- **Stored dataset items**

START

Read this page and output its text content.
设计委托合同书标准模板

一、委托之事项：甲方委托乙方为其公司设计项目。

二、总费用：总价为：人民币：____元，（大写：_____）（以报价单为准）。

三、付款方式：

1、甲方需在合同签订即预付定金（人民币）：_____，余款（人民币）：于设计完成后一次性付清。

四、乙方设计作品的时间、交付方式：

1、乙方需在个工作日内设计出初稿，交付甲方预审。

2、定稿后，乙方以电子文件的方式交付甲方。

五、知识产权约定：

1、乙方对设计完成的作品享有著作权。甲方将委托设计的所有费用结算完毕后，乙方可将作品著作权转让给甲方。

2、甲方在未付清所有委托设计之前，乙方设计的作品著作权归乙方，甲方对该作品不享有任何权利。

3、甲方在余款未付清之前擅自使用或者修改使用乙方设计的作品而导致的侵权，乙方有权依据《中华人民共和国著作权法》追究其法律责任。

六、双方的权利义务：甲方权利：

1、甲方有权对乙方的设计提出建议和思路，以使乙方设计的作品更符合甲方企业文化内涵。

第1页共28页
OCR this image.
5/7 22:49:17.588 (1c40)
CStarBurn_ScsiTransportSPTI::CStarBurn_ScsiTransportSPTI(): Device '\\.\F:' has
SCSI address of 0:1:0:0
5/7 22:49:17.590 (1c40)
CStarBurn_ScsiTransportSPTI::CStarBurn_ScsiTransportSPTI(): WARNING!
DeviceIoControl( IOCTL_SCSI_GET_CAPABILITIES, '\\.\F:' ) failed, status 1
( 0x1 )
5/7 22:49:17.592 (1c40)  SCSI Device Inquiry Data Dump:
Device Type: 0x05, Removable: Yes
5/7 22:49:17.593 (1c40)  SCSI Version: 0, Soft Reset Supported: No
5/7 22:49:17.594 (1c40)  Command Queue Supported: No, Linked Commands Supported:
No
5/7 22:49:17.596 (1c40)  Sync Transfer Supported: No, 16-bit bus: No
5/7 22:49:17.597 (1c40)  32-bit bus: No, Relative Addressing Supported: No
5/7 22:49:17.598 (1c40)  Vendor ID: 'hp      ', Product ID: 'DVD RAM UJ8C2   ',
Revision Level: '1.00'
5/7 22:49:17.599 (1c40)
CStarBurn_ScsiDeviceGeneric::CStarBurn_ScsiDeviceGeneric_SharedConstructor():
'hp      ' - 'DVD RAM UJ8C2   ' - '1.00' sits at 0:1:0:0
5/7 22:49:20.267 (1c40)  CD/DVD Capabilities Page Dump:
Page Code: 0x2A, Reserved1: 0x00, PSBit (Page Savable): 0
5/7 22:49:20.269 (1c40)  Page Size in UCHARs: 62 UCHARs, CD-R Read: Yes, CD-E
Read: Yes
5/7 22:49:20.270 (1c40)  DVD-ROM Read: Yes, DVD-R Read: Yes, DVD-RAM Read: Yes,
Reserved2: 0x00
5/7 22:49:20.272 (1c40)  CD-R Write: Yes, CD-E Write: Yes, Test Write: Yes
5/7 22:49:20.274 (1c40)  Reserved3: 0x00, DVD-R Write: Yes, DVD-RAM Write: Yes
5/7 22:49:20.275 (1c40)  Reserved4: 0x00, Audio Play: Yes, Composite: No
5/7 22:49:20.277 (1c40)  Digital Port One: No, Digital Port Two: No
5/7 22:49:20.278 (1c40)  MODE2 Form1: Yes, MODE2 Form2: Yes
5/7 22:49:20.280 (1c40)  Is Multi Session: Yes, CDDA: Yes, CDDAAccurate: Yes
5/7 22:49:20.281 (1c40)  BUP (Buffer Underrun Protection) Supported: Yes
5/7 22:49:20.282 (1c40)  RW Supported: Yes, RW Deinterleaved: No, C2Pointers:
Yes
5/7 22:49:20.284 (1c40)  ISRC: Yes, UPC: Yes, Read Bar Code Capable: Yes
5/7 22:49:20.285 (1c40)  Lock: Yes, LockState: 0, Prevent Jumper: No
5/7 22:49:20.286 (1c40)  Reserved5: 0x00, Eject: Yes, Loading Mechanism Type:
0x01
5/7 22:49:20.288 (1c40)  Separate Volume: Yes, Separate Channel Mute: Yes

END

- **What the task requires**
Make an exact copy of the listing, including every line.

- **Correct response**
Read this page and output its text content.
设计委托合同书标准模板

一、委托之事项：甲方委托乙方为其公司设计项目。

二、总费用：总价为：人民币：____元，（大写：_____）（以报价单为准）。

三、付款方式：

1、甲方需在合同签订即预付定金（人民币）：_____，余款（人民币）：于设计完成后一次性付清。

四、乙方设计作品的时间、交付方式：

1、乙方需在个工作日内设计出初稿，交付甲方预审。

2、定稿后，乙方以电子文件的方式交付甲方。

五、知识产权约定：

1、乙方对设计完成的作品享有著作权。甲方将委托设计的所有费用结算完毕后，乙方可将作品著作权转让给甲方。

2、甲方在未付清所有委托设计之前，乙方设计的作品著作权归乙方，甲方对该作品不享有任何权利。

3、甲方在余款未付清之前擅自使用或者修改使用乙方设计的作品而导致的侵权，乙方有权依据《中华人民共和国著作权法》追究其法律责任。

六、双方的权利义务：甲方权利：

1、甲方有权对乙方的设计提出建议和思路，以使乙方设计的作品更符合甲方企业文化内涵。

第1页共28页
OCR this image.
5/7 22:49:17.588 (1c40)
CStarBurn_ScsiTransportSPTI::CStarBurn_ScsiTransportSPTI(): Device '\\.\F:' has
SCSI address of 0:1:0:0
5/7 22:49:17.590 (1c40)
CStarBurn_ScsiTransportSPTI::CStarBurn_ScsiTransportSPTI(): WARNING!
DeviceIoControl( IOCTL_SCSI_GET_CAPABILITIES, '\\.\F:' ) failed, status 1
( 0x1 )
5/7 22:49:17.592 (1c40)  SCSI Device Inquiry Data Dump:
Device Type: 0x05, Removable: Yes
5/7 22:49:17.593 (1c40)  SCSI Version: 0, Soft Reset Supported: No
5/7 22:49:17.594 (1c40)  Command Queue Supported: No, Linked Commands Supported:
No
5/7 22:49:17.596 (1c40)  Sync Transfer Supported: No, 16-bit bus: No
5/7 22:49:17.597 (1c40)  32-bit bus: No, Relative Addressing Supported: No
5/7 22:49:17.598 (1c40)  Vendor ID: 'hp      ', Product ID: 'DVD RAM UJ8C2   ',
Revision Level: '1.00'
5/7 22:49:17.599 (1c40)
CStarBurn_ScsiDeviceGeneric::CStarBurn_ScsiDeviceGeneric_SharedConstructor():
'hp      ' - 'DVD RAM UJ8C2   ' - '1.00' sits at 0:1:0:0
5/7 22:49:20.267 (1c40)  CD/DVD Capabilities Page Dump:
Page Code: 0x2A, Reserved1: 0x00, PSBit (Page Savable): 0
5/7 22:49:20.269 (1c40)  Page Size in UCHARs: 62 UCHARs, CD-R Read: Yes, CD-E
Read: Yes
5/7 22:49:20.270 (1c40)  DVD-ROM Read: Yes, DVD-R Read: Yes, DVD-RAM Read: Yes,
Reserved2: 0x00
5/7 22:49:20.272 (1c40)  CD-R Write: Yes, CD-E Write: Yes, Test Write: Yes
5/7 22:49:20.274 (1c40)  Reserved3: 0x00, DVD-R Write: Yes, DVD-RAM Write: Yes
5/7 22:49:20.275 (1c40)  Reserved4: 0x00, Audio Play: Yes, Composite: No
5/7 22:49:20.277 (1c40)  Digital Port One: No, Digital Port Two: No
5/7 22:49:20.278 (1c40)  MODE2 Form1: Yes, MODE2 Form2: Yes
5/7 22:49:20.280 (1c40)  Is Multi Session: Yes, CDDA: Yes, CDDAAccurate: Yes
5/7 22:49:20.281 (1c40)  BUP (Buffer Underrun Protection) Supported: Yes
5/7 22:49:20.282 (1c40)  RW Supported: Yes, RW Deinterleaved: No, C2Pointers:
Yes
5/7 22:49:20.284 (1c40)  ISRC: Yes, UPC: Yes, Read Bar Code Capable: Yes
5/7 22:49:20.285 (1c40)  Lock: Yes, LockState: 0, Prevent Jumper: No
5/7 22:49:20.286 (1c40)  Reserved5: 0x00, Eject: Yes, Loading Mechanism Type:
0x01
5/7 22:49:20.288 (1c40)  Separate Volume: Yes, Separate Channel Mute: Yes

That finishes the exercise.